• Directive: Reproduce all of the material exactly as shown.

-=-=-

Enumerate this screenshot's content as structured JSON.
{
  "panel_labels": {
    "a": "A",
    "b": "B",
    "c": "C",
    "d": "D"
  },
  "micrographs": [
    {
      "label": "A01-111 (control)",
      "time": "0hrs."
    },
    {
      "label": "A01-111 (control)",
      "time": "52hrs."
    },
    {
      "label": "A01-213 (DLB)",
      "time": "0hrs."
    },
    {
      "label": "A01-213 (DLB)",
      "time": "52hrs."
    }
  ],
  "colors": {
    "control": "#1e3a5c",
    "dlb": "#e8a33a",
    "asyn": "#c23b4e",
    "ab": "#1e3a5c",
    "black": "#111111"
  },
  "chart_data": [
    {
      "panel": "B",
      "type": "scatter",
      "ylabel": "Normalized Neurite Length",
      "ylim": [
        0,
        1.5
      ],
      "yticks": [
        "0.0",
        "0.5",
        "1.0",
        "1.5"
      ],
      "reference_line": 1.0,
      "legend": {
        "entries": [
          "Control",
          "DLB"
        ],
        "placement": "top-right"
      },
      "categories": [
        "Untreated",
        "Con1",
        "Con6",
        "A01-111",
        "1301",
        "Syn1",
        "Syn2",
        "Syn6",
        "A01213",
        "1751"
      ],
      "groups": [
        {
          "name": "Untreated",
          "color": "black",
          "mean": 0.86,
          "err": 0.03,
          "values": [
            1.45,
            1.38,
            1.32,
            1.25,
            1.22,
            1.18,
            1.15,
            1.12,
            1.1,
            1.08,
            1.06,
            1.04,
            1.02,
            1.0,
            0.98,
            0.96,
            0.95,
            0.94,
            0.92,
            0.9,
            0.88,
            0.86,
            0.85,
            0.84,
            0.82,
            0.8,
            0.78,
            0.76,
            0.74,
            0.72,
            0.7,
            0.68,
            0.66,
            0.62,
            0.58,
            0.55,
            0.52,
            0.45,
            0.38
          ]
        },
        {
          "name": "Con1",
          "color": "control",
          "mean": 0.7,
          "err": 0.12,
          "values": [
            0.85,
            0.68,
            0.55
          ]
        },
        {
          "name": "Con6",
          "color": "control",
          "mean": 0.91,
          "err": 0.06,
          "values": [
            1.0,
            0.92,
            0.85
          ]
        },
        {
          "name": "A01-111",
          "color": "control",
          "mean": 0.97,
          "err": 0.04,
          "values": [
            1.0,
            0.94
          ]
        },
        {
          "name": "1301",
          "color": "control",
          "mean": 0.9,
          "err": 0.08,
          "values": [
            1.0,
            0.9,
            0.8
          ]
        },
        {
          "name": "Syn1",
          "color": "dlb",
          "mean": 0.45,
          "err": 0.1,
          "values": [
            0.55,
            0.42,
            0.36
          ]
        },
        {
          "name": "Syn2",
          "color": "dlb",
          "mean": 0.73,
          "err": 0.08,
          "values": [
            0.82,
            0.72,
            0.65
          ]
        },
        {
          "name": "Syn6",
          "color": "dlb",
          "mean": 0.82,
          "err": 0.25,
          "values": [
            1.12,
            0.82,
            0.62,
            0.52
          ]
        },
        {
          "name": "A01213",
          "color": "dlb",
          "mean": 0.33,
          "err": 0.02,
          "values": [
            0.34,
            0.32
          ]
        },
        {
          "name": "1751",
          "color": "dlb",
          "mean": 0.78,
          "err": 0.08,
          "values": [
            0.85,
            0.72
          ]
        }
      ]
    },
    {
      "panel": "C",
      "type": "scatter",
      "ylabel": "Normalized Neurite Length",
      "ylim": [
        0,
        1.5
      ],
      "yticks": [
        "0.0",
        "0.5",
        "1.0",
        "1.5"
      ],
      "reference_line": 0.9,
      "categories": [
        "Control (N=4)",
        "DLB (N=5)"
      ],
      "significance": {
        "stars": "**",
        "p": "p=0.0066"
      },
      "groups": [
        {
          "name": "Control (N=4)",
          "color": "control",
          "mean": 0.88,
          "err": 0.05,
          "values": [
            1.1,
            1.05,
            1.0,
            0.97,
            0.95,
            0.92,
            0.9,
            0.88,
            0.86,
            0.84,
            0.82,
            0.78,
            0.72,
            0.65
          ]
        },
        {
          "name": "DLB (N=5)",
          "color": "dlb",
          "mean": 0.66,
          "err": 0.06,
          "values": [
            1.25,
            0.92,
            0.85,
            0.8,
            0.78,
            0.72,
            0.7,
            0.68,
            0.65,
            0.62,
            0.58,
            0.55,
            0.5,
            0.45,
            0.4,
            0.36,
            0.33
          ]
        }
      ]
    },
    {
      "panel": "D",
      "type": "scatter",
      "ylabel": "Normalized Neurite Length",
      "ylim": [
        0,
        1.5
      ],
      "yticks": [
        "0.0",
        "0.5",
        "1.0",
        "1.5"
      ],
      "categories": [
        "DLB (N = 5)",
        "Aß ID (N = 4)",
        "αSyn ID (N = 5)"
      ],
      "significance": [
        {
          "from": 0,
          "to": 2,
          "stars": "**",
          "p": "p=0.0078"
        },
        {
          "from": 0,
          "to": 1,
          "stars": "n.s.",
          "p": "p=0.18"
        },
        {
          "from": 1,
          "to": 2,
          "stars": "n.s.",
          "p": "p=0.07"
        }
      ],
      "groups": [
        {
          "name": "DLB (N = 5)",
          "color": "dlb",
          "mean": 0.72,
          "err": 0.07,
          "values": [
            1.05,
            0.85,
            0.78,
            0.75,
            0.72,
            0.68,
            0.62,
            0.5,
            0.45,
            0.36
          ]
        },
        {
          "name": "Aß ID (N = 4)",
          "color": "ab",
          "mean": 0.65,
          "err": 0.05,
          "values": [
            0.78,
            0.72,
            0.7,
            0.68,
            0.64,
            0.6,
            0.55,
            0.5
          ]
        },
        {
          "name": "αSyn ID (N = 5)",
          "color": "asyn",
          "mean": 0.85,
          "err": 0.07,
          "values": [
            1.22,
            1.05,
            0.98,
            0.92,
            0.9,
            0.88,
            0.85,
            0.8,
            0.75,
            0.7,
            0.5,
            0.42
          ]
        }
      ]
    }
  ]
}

-=-=-

• Response to this task:
Enumerate this screenshot's content as structured JSON.
{
  "panel_labels": {
    "a": "A",
    "b": "B",
    "c": "C",
    "d": "D"
  },
  "micrographs": [
    {
      "label": "A01-111 (control)",
      "time": "0hrs."
    },
    {
      "label": "A01-111 (control)",
      "time": "52hrs."
    },
    {
      "label": "A01-213 (DLB)",
      "time": "0hrs."
    },
    {
      "label": "A01-213 (DLB)",
      "time": "52hrs."
    }
  ],
  "colors": {
    "control": "#1e3a5c",
    "dlb": "#e8a33a",
    "asyn": "#c23b4e",
    "ab": "#1e3a5c",
    "black": "#111111"
  },
  "chart_data": [
    {
      "panel": "B",
      "type": "scatter",
      "ylabel": "Normalized Neurite Length",
      "ylim": [
        0,
        1.5
      ],
      "yticks": [
        "0.0",
        "0.5",
        "1.0",
        "1.5"
      ],
      "reference_line": 1.0,
      "legend": {
        "entries": [
          "Control",
          "DLB"
        ],
        "placement": "top-right"
      },
      "categories": [
        "Untreated",
        "Con1",
        "Con6",
        "A01-111",
        "1301",
        "Syn1",
        "Syn2",
        "Syn6",
        "A01213",
        "1751"
      ],
      "groups": [
        {
          "name": "Untreated",
          "color": "black",
          "mean": 0.86,
          "err": 0.03,
          "values": [
            1.45,
            1.38,
            1.32,
            1.25,
            1.22,
            1.18,
            1.15,
            1.12,
            1.1,
            1.08,
            1.06,
            1.04,
            1.02,
            1.0,
            0.98,
            0.96,
            0.95,
            0.94,
            0.92,
            0.9,
            0.88,
            0.86,
            0.85,
            0.84,
            0.82,
            0.8,
            0.78,
            0.76,
            0.74,
            0.72,
            0.7,
            0.68,
            0.66,
            0.62,
            0.58,
            0.55,
            0.52,
            0.45,
            0.38
          ]
        },
        {
          "name": "Con1",
          "color": "control",
          "mean": 0.7,
          "err": 0.12,
          "values": [
            0.85,
            0.68,
            0.55
          ]
        },
        {
          "name": "Con6",
          "color": "control",
          "mean": 0.91,
          "err": 0.06,
          "values": [
            1.0,
            0.92,
            0.85
          ]
        },
        {
          "name": "A01-111",
          "color": "control",
          "mean": 0.97,
          "err": 0.04,
          "values": [
            1.0,
            0.94
          ]
        },
        {
          "name": "1301",
          "color": "control",
          "mean": 0.9,
          "err": 0.08,
          "values": [
            1.0,
            0.9,
            0.8
          ]
        },
        {
          "name": "Syn1",
          "color": "dlb",
          "mean": 0.45,
          "err": 0.1,
          "values": [
            0.55,
            0.42,
            0.36
          ]
        },
        {
          "name": "Syn2",
          "color": "dlb",
          "mean": 0.73,
          "err": 0.08,
          "values": [
            0.82,
            0.72,
            0.65
          ]
        },
        {
          "name": "Syn6",
          "color": "dlb",
          "mean": 0.82,
          "err": 0.25,
          "values": [
            1.12,
            0.82,
            0.62,
            0.52
          ]
        },
        {
          "name": "A01213",
          "color": "dlb",
          "mean": 0.33,
          "err": 0.02,
          "values": [
            0.34,
            0.32
          ]
        },
        {
          "name": "1751",
          "color": "dlb",
          "mean": 0.78,
          "err": 0.08,
          "values": [
            0.85,
            0.72
          ]
        }
      ]
    },
    {
      "panel": "C",
      "type": "scatter",
      "ylabel": "Normalized Neurite Length",
      "ylim": [
        0,
        1.5
      ],
      "yticks": [
        "0.0",
        "0.5",
        "1.0",
        "1.5"
      ],
      "reference_line": 0.9,
      "categories": [
        "Control (N=4)",
        "DLB (N=5)"
      ],
      "significance": {
        "stars": "**",
        "p": "p=0.0066"
      },
      "groups": [
        {
          "name": "Control (N=4)",
          "color": "control",
          "mean": 0.88,
          "err": 0.05,
          "values": [
            1.1,
            1.05,
            1.0,
            0.97,
            0.95,
            0.92,
            0.9,
            0.88,
            0.86,
            0.84,
            0.82,
            0.78,
            0.72,
            0.65
          ]
        },
        {
          "name": "DLB (N=5)",
          "color": "dlb",
          "mean": 0.66,
          "err": 0.06,
          "values": [
            1.25,
            0.92,
            0.85,
            0.8,
            0.78,
            0.72,
            0.7,
            0.68,
            0.65,
            0.62,
            0.58,
            0.55,
            0.5,
            0.45,
            0.4,
            0.36,
            0.33
          ]
        }
      ]
    },
    {
      "panel": "D",
      "type": "scatter",
      "ylabel": "Normalized Neurite Length",
      "ylim": [
        0,
        1.5
      ],
      "yticks": [
        "0.0",
        "0.5",
        "1.0",
        "1.5"
      ],
      "categories": [
        "DLB (N = 5)",
        "Aß ID (N = 4)",
        "αSyn ID (N = 5)"
      ],
      "significance": [
        {
          "from": 0,
          "to": 2,
          "stars": "**",
          "p": "p=0.0078"
        },
        {
          "from": 0,
          "to": 1,
          "stars": "n.s.",
          "p": "p=0.18"
        },
        {
          "from": 1,
          "to": 2,
          "stars": "n.s.",
          "p": "p=0.07"
        }
      ],
      "groups": [
        {
          "name": "DLB (N = 5)",
          "color": "dlb",
          "mean": 0.72,
          "err": 0.07,
          "values": [
            1.05,
            0.85,
            0.78,
            0.75,
            0.72,
            0.68,
            0.62,
            0.5,
            0.45,
            0.36
          ]
        },
        {
          "name": "Aß ID (N = 4)",
          "color": "ab",
          "mean": 0.65,
          "err": 0.05,
          "values": [
            0.78,
            0.72,
            0.7,
            0.68,
            0.64,
            0.6,
            0.55,
            0.5
          ]
        },
        {
          "name": "αSyn ID (N = 5)",
          "color": "asyn",
          "mean": 0.85,
          "err": 0.07,
          "values": [
            1.22,
            1.05,
            0.98,
            0.92,
            0.9,
            0.88,
            0.85,
            0.8,
            0.75,
            0.7,
            0.5,
            0.42
          ]
        }
      ]
    }
  ]
}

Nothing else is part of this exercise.